START
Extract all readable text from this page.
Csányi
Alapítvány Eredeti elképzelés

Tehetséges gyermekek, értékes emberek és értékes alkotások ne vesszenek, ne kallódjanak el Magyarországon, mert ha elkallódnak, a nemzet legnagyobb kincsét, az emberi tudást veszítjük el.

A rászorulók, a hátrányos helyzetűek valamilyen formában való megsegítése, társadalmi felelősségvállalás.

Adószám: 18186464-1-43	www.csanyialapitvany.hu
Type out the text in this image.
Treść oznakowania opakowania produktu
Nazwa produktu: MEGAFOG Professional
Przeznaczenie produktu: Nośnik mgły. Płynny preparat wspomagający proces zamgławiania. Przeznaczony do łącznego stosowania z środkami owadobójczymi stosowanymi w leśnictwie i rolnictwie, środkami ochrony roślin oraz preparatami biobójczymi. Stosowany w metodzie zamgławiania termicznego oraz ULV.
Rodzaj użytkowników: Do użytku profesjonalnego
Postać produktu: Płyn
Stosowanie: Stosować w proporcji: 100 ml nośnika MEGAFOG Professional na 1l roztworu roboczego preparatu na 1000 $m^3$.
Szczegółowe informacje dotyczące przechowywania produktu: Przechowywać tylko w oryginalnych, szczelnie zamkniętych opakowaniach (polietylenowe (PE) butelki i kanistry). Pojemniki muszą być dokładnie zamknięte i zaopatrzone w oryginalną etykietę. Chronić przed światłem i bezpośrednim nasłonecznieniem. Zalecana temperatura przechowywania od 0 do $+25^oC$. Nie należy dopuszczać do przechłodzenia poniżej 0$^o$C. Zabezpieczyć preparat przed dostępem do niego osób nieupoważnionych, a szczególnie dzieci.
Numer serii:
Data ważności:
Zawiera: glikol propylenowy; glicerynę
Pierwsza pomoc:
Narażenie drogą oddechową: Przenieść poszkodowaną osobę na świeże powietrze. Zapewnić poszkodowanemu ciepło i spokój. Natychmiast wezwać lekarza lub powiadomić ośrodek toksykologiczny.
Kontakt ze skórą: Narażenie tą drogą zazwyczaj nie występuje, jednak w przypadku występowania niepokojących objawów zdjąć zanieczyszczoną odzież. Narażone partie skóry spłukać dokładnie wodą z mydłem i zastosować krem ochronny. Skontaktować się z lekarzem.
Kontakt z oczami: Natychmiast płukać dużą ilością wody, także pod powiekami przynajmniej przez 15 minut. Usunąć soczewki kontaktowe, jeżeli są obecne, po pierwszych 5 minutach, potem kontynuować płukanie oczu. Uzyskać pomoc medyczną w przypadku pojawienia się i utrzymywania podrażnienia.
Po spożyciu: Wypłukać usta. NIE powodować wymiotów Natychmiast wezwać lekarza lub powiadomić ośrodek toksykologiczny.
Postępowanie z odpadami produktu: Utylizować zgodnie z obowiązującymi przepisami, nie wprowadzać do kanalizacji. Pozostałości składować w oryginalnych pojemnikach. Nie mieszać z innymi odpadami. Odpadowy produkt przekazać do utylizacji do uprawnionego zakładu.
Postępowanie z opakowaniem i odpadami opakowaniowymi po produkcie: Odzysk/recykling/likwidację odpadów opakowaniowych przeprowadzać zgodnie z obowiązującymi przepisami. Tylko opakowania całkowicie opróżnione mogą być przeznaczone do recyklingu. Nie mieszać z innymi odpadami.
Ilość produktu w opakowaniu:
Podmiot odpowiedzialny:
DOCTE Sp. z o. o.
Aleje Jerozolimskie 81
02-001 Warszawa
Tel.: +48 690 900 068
END
Copy out each line of the entries that holds "toksykologiczny".

Narażenie drogą oddechową: Przenieść poszkodowaną osobę na świeże powietrze. Zapewnić poszkodowanemu ciepło i spokój. Natychmiast wezwać lekarza lub powiadomić ośrodek toksykologiczny.
Po spożyciu: Wypłukać usta. NIE powodować wymiotów Natychmiast wezwać lekarza lub powiadomić ośrodek toksykologiczny.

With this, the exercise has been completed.